• INPUT ROWS:
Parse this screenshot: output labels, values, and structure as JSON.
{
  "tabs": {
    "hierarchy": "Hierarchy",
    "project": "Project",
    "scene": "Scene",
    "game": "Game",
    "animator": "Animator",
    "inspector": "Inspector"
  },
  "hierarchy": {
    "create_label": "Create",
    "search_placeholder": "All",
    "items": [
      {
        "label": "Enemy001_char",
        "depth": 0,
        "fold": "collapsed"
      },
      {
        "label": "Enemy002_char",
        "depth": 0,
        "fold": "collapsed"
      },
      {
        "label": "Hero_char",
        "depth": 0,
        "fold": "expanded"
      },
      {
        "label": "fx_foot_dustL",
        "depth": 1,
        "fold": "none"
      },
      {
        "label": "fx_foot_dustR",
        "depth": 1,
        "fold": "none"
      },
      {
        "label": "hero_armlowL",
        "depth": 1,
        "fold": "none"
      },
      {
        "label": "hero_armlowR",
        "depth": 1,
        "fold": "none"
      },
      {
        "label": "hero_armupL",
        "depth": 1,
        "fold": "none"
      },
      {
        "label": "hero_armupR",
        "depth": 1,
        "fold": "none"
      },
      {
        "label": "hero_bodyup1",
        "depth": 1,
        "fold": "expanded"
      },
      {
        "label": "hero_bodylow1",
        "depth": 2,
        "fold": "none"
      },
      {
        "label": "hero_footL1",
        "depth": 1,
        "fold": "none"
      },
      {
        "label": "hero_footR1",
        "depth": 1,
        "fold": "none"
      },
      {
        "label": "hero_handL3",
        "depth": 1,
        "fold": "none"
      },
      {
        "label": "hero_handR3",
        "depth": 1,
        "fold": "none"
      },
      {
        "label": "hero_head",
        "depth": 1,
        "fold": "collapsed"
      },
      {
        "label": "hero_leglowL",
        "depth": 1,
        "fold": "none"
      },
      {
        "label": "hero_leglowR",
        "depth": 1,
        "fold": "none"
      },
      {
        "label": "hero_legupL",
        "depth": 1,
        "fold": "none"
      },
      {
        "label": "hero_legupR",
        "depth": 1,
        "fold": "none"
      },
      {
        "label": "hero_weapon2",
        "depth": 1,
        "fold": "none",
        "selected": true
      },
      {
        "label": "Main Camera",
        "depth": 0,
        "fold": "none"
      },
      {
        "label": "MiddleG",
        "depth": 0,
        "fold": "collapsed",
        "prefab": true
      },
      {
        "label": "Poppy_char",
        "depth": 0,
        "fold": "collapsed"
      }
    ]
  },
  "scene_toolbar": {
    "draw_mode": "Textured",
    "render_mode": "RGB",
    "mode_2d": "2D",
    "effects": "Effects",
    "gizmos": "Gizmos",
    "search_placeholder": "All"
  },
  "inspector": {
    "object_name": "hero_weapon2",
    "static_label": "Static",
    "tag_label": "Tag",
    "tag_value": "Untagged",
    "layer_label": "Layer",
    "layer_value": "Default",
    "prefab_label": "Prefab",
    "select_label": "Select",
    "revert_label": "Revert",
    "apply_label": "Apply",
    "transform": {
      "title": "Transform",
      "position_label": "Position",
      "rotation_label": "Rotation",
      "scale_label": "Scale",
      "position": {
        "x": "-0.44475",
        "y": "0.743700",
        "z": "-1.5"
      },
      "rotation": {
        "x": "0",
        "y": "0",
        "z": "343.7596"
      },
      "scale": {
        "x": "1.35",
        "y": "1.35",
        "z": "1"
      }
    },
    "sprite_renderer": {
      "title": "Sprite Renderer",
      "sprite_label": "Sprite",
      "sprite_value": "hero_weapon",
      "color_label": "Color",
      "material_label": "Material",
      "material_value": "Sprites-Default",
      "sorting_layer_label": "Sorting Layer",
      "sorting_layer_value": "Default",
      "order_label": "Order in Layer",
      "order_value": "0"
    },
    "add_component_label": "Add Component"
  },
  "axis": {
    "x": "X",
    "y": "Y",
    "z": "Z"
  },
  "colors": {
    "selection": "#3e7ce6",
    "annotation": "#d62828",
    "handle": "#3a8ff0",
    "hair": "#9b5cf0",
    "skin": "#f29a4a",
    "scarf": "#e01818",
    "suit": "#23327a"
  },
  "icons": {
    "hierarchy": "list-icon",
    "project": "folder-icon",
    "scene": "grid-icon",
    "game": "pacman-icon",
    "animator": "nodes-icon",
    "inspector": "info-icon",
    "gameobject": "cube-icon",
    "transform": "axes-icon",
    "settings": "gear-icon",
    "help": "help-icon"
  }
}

• AIM OF THE TASK:
Reproduce the full listing above, character for character.

• REPLY TO THE TASK:
Parse this screenshot: output labels, values, and structure as JSON.
{
  "tabs": {
    "hierarchy": "Hierarchy",
    "project": "Project",
    "scene": "Scene",
    "game": "Game",
    "animator": "Animator",
    "inspector": "Inspector"
  },
  "hierarchy": {
    "create_label": "Create",
    "search_placeholder": "All",
    "items": [
      {
        "label": "Enemy001_char",
        "depth": 0,
        "fold": "collapsed"
      },
      {
        "label": "Enemy002_char",
        "depth": 0,
        "fold": "collapsed"
      },
      {
        "label": "Hero_char",
        "depth": 0,
        "fold": "expanded"
      },
      {
        "label": "fx_foot_dustL",
        "depth": 1,
        "fold": "none"
      },
      {
        "label": "fx_foot_dustR",
        "depth": 1,
        "fold": "none"
      },
      {
        "label": "hero_armlowL",
        "depth": 1,
        "fold": "none"
      },
      {
        "label": "hero_armlowR",
        "depth": 1,
        "fold": "none"
      },
      {
        "label": "hero_armupL",
        "depth": 1,
        "fold": "none"
      },
      {
        "label": "hero_armupR",
        "depth": 1,
        "fold": "none"
      },
      {
        "label": "hero_bodyup1",
        "depth": 1,
        "fold": "expanded"
      },
      {
        "label": "hero_bodylow1",
        "depth": 2,
        "fold": "none"
      },
      {
        "label": "hero_footL1",
        "depth": 1,
        "fold": "none"
      },
      {
        "label": "hero_footR1",
        "depth": 1,
        "fold": "none"
      },
      {
        "label": "hero_handL3",
        "depth": 1,
        "fold": "none"
      },
      {
        "label": "hero_handR3",
        "depth": 1,
        "fold": "none"
      },
      {
        "label": "hero_head",
        "depth": 1,
        "fold": "collapsed"
      },
      {
        "label": "hero_leglowL",
        "depth": 1,
        "fold": "none"
      },
      {
        "label": "hero_leglowR",
        "depth": 1,
        "fold": "none"
      },
      {
        "label": "hero_legupL",
        "depth": 1,
        "fold": "none"
      },
      {
        "label": "hero_legupR",
        "depth": 1,
        "fold": "none"
      },
      {
        "label": "hero_weapon2",
        "depth": 1,
        "fold": "none",
        "selected": true
      },
      {
        "label": "Main Camera",
        "depth": 0,
        "fold": "none"
      },
      {
        "label": "MiddleG",
        "depth": 0,
        "fold": "collapsed",
        "prefab": true
      },
      {
        "label": "Poppy_char",
        "depth": 0,
        "fold": "collapsed"
      }
    ]
  },
  "scene_toolbar": {
    "draw_mode": "Textured",
    "render_mode": "RGB",
    "mode_2d": "2D",
    "effects": "Effects",
    "gizmos": "Gizmos",
    "search_placeholder": "All"
  },
  "inspector": {
    "object_name": "hero_weapon2",
    "static_label": "Static",
    "tag_label": "Tag",
    "tag_value": "Untagged",
    "layer_label": "Layer",
    "layer_value": "Default",
    "prefab_label": "Prefab",
    "select_label": "Select",
    "revert_label": "Revert",
    "apply_label": "Apply",
    "transform": {
      "title": "Transform",
      "position_label": "Position",
      "rotation_label": "Rotation",
      "scale_label": "Scale",
      "position": {
        "x": "-0.44475",
        "y": "0.743700",
        "z": "-1.5"
      },
      "rotation": {
        "x": "0",
        "y": "0",
        "z": "343.7596"
      },
      "scale": {
        "x": "1.35",
        "y": "1.35",
        "z": "1"
      }
    },
    "sprite_renderer": {
      "title": "Sprite Renderer",
      "sprite_label": "Sprite",
      "sprite_value": "hero_weapon",
      "color_label": "Color",
      "material_label": "Material",
      "material_value": "Sprites-Default",
      "sorting_layer_label": "Sorting Layer",
      "sorting_layer_value": "Default",
      "order_label": "Order in Layer",
      "order_value": "0"
    },
    "add_component_label": "Add Component"
  },
  "axis": {
    "x": "X",
    "y": "Y",
    "z": "Z"
  },
  "colors": {
    "selection": "#3e7ce6",
    "annotation": "#d62828",
    "handle": "#3a8ff0",
    "hair": "#9b5cf0",
    "skin": "#f29a4a",
    "scarf": "#e01818",
    "suit": "#23327a"
  },
  "icons": {
    "hierarchy": "list-icon",
    "project": "folder-icon",
    "scene": "grid-icon",
    "game": "pacman-icon",
    "animator": "nodes-icon",
    "inspector": "info-icon",
    "gameobject": "cube-icon",
    "transform": "axes-icon",
    "settings": "gear-icon",
    "help": "help-icon"
  }
}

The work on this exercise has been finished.